====== Information provided
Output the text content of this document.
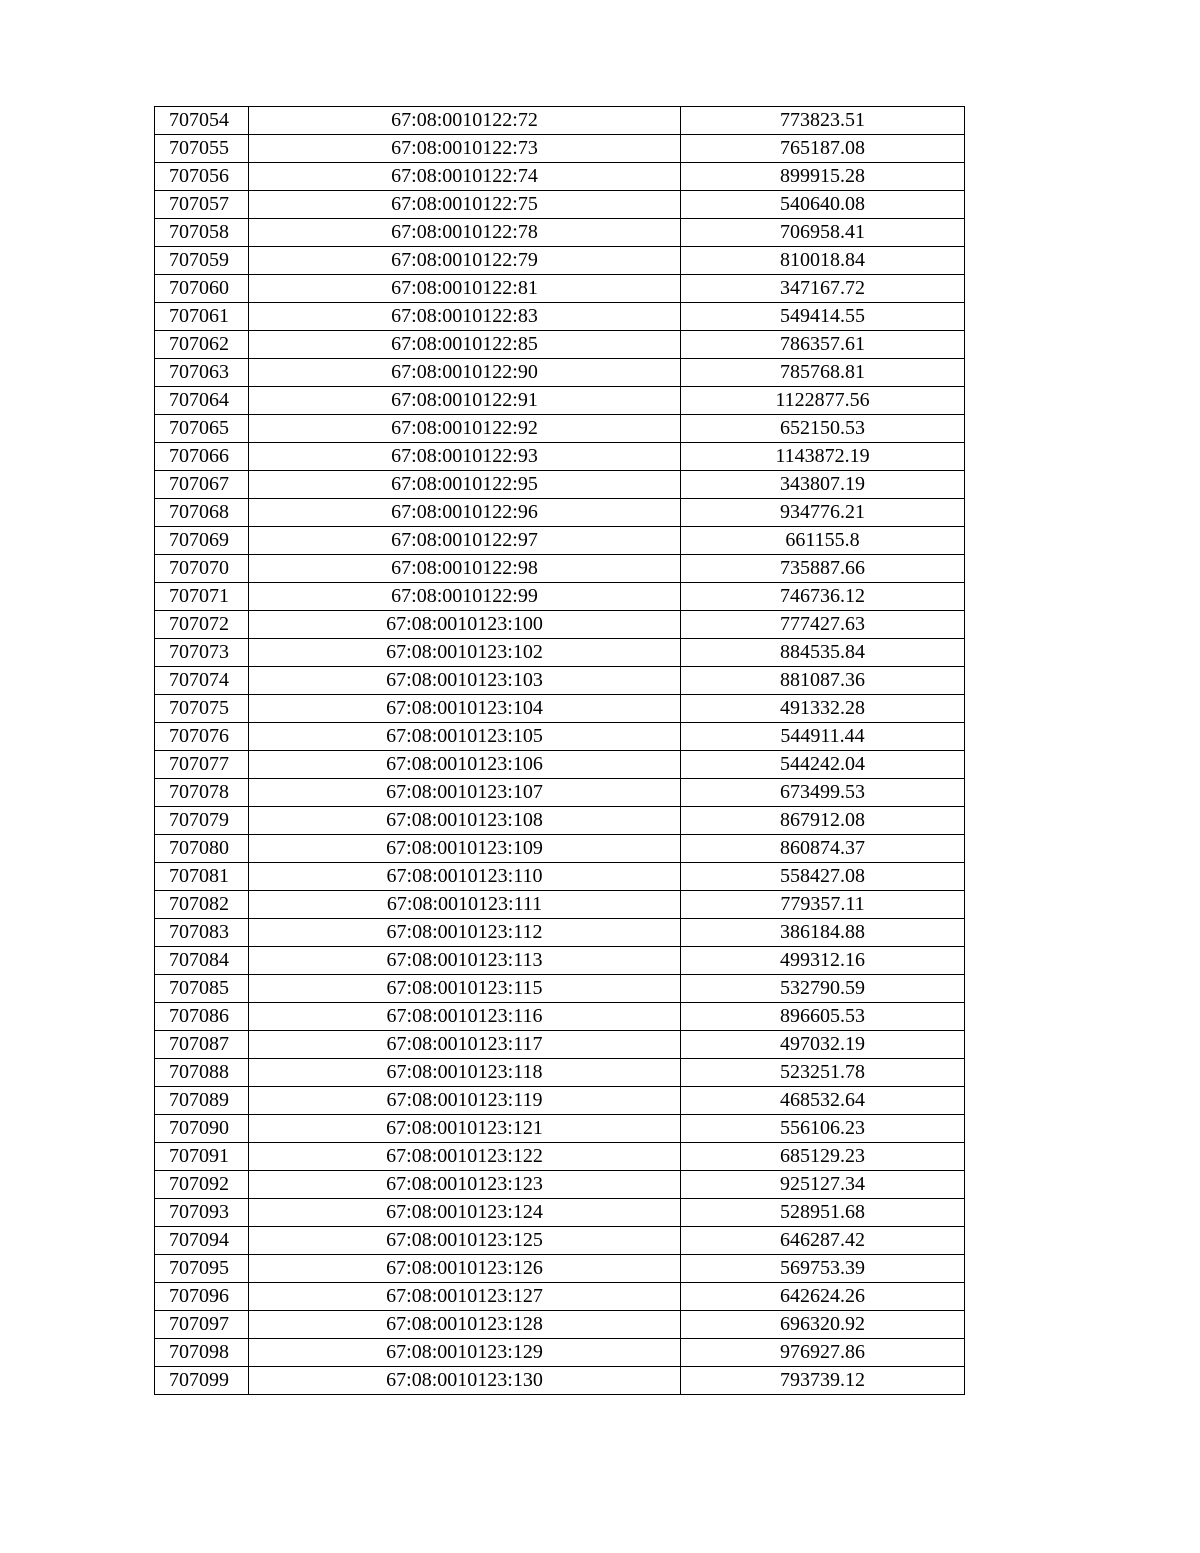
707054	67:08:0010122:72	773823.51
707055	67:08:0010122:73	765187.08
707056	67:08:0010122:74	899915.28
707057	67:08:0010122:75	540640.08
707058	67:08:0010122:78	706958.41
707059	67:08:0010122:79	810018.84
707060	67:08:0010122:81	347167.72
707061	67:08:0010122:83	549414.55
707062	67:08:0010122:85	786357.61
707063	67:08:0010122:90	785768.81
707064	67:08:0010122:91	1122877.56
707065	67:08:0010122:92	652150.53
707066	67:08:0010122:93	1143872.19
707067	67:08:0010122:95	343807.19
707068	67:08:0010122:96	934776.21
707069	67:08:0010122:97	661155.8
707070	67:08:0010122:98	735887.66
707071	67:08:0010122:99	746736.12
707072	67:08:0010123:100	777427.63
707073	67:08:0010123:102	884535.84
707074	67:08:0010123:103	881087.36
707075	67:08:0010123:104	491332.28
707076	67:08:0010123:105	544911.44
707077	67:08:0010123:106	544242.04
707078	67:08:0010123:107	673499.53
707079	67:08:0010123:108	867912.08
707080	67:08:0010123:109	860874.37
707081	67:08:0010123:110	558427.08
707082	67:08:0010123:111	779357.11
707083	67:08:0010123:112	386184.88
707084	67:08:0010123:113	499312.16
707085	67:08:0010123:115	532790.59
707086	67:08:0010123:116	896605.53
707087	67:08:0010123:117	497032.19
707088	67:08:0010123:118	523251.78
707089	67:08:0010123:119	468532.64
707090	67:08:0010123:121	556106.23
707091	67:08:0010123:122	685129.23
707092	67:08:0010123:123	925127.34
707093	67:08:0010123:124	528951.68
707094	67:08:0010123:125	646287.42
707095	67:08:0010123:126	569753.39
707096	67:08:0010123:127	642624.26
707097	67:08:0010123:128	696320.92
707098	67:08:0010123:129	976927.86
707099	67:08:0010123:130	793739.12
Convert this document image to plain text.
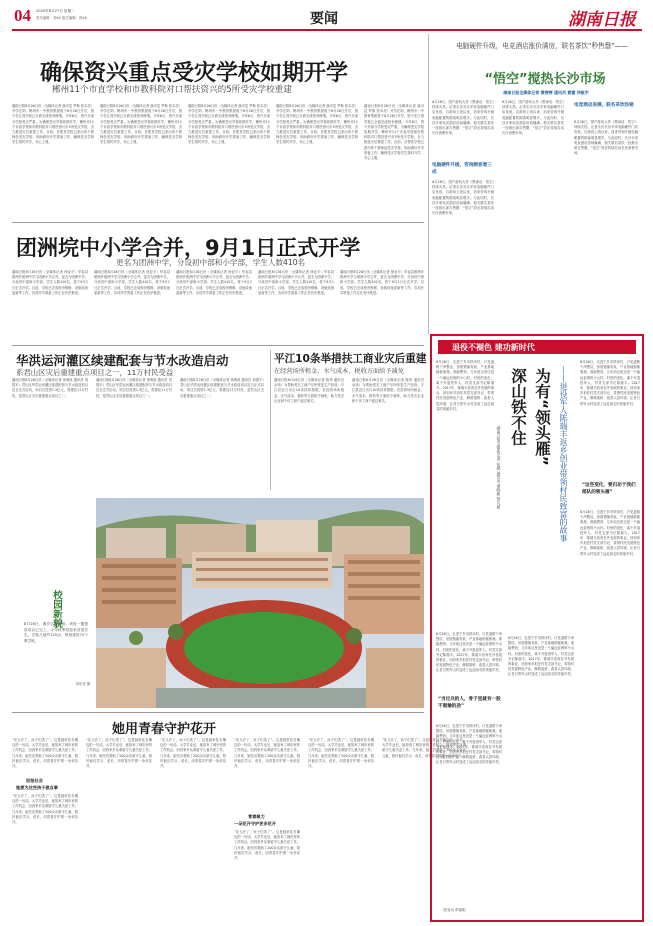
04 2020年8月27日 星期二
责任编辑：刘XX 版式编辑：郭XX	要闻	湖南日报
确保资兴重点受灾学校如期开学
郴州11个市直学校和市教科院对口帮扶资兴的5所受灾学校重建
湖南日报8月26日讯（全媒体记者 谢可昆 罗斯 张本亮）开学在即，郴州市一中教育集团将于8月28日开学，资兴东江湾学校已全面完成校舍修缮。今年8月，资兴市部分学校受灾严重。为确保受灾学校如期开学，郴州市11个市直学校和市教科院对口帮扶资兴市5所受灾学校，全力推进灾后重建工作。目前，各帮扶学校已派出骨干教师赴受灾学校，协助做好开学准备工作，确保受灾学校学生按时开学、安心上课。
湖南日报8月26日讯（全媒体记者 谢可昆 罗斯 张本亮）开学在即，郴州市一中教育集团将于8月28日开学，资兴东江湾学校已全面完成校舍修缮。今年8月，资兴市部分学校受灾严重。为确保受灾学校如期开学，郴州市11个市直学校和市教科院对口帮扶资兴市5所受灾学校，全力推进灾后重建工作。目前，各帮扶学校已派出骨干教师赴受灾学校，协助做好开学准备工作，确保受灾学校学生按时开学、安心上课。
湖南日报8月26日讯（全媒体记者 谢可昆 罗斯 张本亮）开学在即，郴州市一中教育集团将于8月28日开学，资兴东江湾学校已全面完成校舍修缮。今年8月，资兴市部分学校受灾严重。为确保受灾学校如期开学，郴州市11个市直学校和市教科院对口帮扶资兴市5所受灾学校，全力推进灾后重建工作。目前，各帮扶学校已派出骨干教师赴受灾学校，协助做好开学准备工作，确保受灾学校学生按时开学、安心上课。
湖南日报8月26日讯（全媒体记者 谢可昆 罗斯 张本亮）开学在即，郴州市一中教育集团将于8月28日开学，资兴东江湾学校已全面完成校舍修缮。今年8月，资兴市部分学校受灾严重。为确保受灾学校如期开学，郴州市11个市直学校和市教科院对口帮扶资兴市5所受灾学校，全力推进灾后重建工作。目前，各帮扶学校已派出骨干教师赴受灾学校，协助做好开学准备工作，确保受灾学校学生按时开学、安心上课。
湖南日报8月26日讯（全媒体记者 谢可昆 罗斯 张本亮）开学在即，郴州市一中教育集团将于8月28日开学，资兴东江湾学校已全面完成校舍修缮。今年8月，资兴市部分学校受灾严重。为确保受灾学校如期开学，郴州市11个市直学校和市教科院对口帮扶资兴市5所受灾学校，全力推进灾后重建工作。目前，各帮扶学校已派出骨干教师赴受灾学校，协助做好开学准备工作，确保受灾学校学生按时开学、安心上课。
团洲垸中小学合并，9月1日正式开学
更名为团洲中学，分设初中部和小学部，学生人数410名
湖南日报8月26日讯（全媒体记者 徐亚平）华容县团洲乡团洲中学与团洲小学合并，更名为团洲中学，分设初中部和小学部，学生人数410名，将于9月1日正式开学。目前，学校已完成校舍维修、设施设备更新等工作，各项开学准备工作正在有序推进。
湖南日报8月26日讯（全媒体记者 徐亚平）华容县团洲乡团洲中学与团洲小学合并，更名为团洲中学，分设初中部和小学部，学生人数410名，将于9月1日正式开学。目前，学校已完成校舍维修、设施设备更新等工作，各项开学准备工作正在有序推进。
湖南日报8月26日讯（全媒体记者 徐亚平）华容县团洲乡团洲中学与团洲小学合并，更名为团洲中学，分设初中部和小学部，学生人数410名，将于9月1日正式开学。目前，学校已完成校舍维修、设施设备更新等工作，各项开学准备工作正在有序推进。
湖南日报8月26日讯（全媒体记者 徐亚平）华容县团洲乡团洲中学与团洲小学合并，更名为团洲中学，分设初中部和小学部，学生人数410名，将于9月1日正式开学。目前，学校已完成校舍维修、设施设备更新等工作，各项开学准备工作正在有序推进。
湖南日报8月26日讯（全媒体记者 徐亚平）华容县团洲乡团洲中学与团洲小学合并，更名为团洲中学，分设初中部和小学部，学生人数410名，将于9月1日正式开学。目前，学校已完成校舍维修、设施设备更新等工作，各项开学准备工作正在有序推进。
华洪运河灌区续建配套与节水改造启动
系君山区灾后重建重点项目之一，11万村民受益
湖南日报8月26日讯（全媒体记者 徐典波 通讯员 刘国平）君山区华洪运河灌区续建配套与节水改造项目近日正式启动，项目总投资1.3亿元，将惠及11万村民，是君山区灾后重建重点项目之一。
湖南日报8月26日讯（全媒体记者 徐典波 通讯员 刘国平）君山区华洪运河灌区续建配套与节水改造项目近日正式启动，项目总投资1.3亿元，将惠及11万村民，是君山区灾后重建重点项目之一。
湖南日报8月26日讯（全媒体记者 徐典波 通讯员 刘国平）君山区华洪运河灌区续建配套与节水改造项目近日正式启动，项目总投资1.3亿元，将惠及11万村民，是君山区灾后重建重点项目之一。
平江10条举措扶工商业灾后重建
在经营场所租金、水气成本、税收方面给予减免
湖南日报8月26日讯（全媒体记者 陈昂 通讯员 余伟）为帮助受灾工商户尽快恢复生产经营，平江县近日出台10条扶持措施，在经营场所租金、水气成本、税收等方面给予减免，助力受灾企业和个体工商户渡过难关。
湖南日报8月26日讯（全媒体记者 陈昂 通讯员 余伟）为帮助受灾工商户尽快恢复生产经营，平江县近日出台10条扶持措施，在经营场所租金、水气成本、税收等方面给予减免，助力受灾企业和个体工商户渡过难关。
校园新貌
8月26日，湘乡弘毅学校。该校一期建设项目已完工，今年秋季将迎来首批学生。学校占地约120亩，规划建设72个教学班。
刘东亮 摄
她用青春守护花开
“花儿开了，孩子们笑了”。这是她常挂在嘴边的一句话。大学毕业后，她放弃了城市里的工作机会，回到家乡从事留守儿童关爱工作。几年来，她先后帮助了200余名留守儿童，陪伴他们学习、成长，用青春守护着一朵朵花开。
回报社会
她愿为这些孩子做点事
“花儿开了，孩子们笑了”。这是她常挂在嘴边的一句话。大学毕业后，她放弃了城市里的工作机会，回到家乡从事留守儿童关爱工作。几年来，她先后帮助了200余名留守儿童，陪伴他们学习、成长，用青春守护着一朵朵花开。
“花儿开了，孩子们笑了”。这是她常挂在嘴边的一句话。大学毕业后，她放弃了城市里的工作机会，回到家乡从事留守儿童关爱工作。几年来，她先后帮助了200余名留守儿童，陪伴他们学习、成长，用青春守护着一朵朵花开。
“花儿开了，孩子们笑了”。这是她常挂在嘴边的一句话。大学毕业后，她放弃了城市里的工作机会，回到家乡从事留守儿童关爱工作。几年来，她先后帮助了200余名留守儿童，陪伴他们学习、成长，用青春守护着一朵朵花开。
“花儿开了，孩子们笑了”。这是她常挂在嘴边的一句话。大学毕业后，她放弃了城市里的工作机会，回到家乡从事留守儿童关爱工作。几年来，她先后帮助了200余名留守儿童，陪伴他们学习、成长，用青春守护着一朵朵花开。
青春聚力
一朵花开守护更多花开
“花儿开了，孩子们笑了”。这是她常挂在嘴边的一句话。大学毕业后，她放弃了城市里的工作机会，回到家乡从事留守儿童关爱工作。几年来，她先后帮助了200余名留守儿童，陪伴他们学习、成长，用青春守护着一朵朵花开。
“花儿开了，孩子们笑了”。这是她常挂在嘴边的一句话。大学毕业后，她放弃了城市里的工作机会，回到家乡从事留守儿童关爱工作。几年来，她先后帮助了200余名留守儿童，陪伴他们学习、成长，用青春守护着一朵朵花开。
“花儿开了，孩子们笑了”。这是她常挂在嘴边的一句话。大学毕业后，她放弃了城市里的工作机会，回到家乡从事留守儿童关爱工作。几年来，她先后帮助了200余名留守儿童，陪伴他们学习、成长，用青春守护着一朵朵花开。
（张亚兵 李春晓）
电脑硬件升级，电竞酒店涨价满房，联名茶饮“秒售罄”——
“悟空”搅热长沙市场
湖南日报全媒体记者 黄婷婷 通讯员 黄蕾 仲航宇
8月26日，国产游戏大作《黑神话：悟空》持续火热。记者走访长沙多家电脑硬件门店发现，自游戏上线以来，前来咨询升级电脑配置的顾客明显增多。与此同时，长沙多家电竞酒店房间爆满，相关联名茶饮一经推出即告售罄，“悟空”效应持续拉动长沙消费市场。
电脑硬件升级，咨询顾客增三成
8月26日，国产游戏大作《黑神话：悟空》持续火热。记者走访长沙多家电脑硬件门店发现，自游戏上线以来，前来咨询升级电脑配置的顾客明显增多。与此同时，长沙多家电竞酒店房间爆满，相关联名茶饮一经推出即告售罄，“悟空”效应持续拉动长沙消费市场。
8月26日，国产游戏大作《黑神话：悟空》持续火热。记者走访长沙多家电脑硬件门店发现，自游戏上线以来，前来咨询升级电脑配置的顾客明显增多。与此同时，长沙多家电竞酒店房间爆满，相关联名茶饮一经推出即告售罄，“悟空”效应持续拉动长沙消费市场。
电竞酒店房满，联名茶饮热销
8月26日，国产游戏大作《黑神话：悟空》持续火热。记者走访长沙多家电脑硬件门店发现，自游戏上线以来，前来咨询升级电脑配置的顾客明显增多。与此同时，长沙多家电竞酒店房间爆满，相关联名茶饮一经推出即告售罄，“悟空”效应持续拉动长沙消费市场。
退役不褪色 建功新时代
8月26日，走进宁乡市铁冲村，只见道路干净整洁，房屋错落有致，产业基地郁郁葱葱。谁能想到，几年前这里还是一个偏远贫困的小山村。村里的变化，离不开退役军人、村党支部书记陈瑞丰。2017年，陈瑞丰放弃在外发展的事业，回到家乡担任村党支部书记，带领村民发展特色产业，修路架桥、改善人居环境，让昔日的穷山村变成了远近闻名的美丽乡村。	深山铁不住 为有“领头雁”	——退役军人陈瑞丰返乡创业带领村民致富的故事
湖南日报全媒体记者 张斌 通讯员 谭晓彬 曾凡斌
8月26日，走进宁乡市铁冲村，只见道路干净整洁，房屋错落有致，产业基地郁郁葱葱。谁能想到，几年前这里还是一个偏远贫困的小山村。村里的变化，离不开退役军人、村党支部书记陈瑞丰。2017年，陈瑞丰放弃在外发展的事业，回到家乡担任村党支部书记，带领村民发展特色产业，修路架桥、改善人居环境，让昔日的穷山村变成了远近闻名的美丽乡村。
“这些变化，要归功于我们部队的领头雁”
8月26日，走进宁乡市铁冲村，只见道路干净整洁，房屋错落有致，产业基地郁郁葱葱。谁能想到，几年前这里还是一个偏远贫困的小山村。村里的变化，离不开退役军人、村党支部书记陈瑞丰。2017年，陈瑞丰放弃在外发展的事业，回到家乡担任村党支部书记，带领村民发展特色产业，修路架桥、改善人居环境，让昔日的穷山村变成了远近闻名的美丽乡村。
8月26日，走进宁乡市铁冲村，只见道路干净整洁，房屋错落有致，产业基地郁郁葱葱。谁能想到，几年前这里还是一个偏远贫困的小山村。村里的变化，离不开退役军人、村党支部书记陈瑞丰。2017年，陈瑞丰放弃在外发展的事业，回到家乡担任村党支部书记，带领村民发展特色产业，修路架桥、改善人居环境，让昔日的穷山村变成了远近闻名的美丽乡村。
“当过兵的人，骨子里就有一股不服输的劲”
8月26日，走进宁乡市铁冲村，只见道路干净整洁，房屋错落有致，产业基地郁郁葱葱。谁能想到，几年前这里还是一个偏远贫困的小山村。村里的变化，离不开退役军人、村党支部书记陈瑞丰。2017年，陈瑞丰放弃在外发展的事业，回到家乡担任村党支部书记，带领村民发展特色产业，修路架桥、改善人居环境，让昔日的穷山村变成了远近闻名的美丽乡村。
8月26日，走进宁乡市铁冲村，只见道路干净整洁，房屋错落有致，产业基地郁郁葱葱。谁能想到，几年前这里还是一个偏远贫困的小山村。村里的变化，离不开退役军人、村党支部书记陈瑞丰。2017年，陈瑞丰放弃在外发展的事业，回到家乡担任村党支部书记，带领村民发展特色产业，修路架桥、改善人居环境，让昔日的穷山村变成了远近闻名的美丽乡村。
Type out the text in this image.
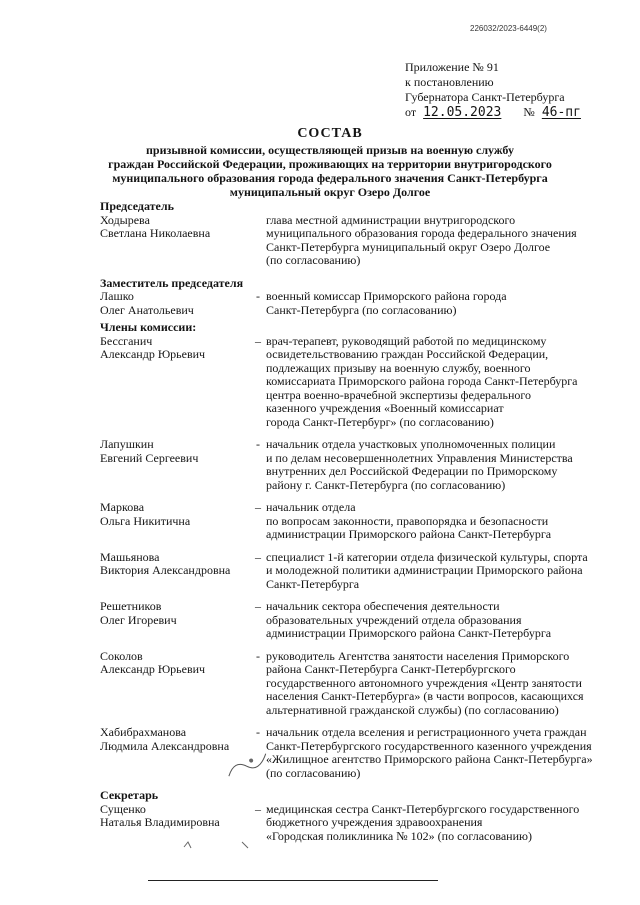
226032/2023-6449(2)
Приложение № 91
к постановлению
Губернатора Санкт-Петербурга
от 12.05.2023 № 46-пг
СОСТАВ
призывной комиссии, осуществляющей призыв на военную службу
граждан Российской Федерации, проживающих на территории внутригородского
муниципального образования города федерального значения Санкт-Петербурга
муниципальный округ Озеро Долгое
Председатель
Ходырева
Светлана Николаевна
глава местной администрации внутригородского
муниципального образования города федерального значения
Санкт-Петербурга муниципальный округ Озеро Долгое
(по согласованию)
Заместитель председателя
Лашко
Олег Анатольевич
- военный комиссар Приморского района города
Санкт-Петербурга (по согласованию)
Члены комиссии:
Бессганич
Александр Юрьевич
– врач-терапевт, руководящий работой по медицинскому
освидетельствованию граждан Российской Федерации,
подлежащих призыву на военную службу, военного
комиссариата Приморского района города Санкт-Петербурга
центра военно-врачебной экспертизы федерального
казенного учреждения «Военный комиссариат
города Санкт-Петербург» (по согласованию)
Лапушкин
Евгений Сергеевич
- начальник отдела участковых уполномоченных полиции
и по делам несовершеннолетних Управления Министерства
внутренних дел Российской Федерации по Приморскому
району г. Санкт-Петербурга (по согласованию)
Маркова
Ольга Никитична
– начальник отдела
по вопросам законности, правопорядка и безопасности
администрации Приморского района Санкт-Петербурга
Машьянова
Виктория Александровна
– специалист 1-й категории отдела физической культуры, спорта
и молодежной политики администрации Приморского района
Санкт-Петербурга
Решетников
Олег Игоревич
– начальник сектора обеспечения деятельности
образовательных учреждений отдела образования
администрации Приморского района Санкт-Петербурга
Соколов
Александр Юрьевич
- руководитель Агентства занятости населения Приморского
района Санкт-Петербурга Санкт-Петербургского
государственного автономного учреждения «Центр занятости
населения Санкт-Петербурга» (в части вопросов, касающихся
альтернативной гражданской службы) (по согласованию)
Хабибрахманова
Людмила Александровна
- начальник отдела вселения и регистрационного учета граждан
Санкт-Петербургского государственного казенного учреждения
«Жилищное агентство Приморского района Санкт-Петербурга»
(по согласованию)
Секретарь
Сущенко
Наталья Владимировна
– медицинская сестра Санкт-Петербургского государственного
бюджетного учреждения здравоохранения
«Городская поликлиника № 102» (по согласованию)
============
**Your task**
Give only the number of lines in the entries above that contain the string "Петербургского".

**Written reply**
3